## Cosa fare:
(1) Per ciascuna affermazione, di' se è d'accordo con il testo sul denaro grigio in Thailandia. Rispondi sì o no e riporta tra virgolette le parole precise del testo che lo dimostrano.
(a) L'iniziativa è stata decisa dal primo ministro Anutin Charnvirakul.
(b) Oro e criptovalute vengono controllati con due sistemi separati.
(c) Il governo ha già messo in funzione l'hub nazionale dei dati.
(2) Riprendi il testo sul denaro grigio in Thailandia e continualo dal punto in cui si ferma.

## Testo:
══════════════════════════════
Thailandia dichiara guerra al denaro grigio con controllo unificato su oro e criptovalute

Thailandia ha avviato una campagna contro il cosiddetto denaro grigio, rafforzando la vigilanza sia sui mercati dell’oro fisico sia sugli asset digitali, con l’obiettivo di chiudere falle sfruttate per il riciclaggio di denaro.

L’iniziativa, disposta dal primo ministro Anutin Charnvirakul, coordina classi di beni tradizionalmente trattate separatamente all’interno di un unico quadro operativo finalizzato a contrastare i flussi illeciti. L’azione è diretta a canali che reti criminali avrebbero utilizzato per muovere e conservare valore al di fuori del sistema bancario.

Anutin Charnvirakul ha dichiarato:

“Oggi non affrontiamo solo minacce digitali moderne ma anche reati finanziari ‘analogici’. Dobbiamo operare come una forza integrata per tutelare l’interesse pubblico e l’integrità del nostro sistema finanziario.”

Creazione di un hub nazionale per il monitoraggio in tempo reale

Il governo intende istituire un hub nazionale dei dati per consentire il monitoraggio in tempo reale e la costruzione di profili di rischio relativi ad attività sospette. L’obiettivo è reagire con maggiore rapidità a metodi criminali in continua evoluzione, grazie a una condivisione integrata delle informazioni tra enti di controllo.
══════════════════════════════
## Dati forniti:
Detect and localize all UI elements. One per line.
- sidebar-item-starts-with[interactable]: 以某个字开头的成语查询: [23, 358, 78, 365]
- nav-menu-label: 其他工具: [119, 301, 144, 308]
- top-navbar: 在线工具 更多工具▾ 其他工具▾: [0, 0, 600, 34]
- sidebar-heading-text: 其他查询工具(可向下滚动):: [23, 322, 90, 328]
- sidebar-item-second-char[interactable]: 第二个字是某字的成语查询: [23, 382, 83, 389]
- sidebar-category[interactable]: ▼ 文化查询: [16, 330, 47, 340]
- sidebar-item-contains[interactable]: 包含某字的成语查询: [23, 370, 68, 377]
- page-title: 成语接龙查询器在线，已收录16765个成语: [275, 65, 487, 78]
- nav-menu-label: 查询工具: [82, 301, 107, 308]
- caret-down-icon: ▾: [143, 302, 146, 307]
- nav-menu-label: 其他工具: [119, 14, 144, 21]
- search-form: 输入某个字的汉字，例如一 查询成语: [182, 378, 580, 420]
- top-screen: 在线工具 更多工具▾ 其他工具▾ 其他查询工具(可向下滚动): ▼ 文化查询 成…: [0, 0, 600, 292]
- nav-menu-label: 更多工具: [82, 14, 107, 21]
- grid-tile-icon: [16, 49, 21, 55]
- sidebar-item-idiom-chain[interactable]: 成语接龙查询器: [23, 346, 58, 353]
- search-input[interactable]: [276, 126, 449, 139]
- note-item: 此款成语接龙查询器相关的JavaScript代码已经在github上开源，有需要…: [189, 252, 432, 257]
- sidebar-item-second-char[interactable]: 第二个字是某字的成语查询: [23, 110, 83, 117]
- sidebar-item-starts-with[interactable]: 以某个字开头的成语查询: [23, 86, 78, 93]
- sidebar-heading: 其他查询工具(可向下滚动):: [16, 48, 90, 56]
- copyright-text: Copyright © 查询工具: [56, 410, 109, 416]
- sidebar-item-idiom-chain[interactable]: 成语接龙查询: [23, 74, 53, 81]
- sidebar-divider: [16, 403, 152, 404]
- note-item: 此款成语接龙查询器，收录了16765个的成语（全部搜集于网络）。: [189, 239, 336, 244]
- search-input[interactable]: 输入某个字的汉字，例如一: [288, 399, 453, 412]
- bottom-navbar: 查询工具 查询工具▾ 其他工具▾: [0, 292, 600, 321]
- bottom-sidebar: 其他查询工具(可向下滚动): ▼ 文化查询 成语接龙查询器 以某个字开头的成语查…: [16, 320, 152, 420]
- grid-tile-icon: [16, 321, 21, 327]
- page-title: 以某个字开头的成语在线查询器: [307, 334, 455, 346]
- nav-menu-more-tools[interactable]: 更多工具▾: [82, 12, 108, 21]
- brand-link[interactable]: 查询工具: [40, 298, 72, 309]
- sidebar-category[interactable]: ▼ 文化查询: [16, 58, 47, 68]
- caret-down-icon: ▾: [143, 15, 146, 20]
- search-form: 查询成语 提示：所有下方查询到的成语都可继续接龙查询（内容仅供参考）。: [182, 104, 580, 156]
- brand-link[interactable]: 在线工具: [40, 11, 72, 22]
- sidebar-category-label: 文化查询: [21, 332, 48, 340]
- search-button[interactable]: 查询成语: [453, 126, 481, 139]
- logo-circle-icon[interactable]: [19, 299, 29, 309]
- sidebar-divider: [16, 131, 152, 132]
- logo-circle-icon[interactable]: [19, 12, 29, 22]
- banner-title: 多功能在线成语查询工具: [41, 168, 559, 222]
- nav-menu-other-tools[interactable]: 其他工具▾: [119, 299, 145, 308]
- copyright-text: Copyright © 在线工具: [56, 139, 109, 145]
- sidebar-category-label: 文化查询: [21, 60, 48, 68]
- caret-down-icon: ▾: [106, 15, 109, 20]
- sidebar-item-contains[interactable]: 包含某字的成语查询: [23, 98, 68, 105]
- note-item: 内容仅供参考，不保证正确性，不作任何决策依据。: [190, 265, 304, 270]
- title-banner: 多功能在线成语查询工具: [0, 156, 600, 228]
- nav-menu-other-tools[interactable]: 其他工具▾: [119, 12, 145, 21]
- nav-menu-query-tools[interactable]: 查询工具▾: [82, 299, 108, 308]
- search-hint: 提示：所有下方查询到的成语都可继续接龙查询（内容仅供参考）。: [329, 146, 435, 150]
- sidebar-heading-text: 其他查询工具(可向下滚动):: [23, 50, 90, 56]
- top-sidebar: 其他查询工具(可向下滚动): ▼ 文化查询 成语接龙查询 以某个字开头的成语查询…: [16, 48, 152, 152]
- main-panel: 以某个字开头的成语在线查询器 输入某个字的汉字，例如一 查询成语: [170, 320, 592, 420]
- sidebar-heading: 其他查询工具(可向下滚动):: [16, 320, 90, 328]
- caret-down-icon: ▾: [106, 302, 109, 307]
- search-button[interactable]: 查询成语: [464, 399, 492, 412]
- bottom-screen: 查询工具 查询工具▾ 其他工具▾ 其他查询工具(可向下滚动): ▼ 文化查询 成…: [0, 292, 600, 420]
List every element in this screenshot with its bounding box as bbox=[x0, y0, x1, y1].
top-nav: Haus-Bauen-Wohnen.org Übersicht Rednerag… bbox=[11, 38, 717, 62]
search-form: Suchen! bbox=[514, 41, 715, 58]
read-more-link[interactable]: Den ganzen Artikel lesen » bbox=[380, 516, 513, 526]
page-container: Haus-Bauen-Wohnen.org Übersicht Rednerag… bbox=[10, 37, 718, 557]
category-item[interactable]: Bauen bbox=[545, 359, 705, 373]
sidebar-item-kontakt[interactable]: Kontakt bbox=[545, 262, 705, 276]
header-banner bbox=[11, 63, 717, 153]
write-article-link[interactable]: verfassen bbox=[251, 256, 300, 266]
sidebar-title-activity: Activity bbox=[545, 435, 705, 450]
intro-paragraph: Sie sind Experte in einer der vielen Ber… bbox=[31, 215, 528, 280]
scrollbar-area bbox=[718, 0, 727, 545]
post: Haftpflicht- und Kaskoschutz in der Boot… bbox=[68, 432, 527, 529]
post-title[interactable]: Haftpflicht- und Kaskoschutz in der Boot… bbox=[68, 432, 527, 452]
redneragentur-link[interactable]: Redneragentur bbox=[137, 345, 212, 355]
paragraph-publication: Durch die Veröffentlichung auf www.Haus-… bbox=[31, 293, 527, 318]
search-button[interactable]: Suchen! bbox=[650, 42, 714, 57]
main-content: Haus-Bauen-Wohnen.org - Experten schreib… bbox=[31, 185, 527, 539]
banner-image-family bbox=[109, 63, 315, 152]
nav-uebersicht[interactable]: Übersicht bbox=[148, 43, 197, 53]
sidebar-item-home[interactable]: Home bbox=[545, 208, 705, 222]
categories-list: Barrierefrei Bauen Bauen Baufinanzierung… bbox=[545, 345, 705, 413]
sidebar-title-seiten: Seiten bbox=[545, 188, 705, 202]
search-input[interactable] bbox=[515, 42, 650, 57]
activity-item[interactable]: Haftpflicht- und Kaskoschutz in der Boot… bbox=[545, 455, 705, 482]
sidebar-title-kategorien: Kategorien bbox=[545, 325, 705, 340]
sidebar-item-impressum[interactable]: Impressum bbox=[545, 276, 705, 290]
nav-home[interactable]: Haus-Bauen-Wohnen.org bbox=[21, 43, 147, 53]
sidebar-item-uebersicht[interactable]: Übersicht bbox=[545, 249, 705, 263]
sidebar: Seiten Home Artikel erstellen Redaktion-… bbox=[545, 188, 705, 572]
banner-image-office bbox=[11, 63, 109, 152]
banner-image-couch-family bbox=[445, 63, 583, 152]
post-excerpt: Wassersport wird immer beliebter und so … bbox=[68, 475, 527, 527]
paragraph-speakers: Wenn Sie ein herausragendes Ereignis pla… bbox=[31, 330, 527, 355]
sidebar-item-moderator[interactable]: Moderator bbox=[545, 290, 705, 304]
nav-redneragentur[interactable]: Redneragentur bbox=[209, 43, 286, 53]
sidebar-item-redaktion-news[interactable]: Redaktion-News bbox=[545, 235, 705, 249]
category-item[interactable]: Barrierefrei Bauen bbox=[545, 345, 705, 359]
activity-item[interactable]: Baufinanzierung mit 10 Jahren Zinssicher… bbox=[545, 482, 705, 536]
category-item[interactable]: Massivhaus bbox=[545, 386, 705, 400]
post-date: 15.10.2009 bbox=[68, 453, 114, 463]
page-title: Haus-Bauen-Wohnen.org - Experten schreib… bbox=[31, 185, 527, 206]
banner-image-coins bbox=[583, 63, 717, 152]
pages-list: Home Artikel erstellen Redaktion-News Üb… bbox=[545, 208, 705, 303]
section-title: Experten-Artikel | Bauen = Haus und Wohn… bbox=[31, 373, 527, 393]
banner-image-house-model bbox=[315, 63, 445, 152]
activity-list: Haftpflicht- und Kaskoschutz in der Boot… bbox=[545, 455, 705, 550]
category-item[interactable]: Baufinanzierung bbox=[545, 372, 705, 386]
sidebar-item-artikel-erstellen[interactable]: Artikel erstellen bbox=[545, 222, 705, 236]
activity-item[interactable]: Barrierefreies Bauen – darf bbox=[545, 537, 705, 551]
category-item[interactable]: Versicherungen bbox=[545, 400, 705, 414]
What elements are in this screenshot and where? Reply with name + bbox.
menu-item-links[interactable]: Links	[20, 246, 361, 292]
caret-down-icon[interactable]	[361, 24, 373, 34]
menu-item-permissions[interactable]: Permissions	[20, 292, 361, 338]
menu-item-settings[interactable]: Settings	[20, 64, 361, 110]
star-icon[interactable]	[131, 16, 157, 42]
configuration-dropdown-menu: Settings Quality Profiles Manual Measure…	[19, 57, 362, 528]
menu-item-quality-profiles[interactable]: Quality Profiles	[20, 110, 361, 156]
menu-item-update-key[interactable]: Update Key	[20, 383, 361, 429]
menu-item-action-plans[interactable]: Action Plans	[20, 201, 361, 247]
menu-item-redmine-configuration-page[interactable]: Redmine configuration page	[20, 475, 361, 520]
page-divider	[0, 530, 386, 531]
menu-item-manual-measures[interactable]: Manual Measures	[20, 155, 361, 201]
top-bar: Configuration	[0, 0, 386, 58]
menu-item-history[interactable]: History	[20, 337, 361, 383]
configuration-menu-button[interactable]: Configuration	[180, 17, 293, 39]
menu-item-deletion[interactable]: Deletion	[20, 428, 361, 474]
══════════════════════════════
## Soluzioni:
(1)
(a) Sì: «L’iniziativa, disposta dal primo ministro Anutin Charnvirakul».
(b) No: «all’interno di un unico quadro operativo».
(c) No: «Il governo intende istituire un hub nazionale dei dati».

(2)
Misure sul mercato dell’oro

All’Anti-Money Laundering Office è stato ordinato di abbassare la soglia di segnalazione obbligatoria per l’acquisto di oro fisico. Attualmente solo le transazioni superiori a 2 milioni di baht sono soggette a obblighi di comunicazione, ma le autorità hanno osservato che i criminali frammentano deliberatamente gli acquisti per eludere i controlli.

Sono inoltre allo studio misure complementari, quali nuove imposte sul reddito d’impresa per operatori del settore e requisiti di audit più stringenti per le piattaforme di compravendita dell’oro online, al fine di aumentare trasparenza e tracciabilità delle operazioni.

Interventi sugli asset digitali

Per gli asset digitali, il governo ha incaricato la Thailand Securities and Exchange Commission di far rispettare con rigore il Travel Rule. Questo standard contro il riciclaggio richiede ai fornitori di servizi di asset crittografici autorizzati di raccogliere e trasmettere informazioni identificative sia del mittente sia del destinatario per determinate transazioni, in particolare nei trasferimenti wallet-to-wallet agevolati da exchange.

Non esistono al momento indicazioni ufficiali di divieti alle wallet di autocustodia, ma l’applicazione più severa del Travel Rule potrebbe avere effetti indiretti sulle prelievi verso tali wallet. Per rispettare gli obblighi, gli intermediari regolamentati potrebbero infatti introdurre verifiche rafforzate, richieste informative aggiuntive o controlli più restrittivi sui trasferimenti in uscita.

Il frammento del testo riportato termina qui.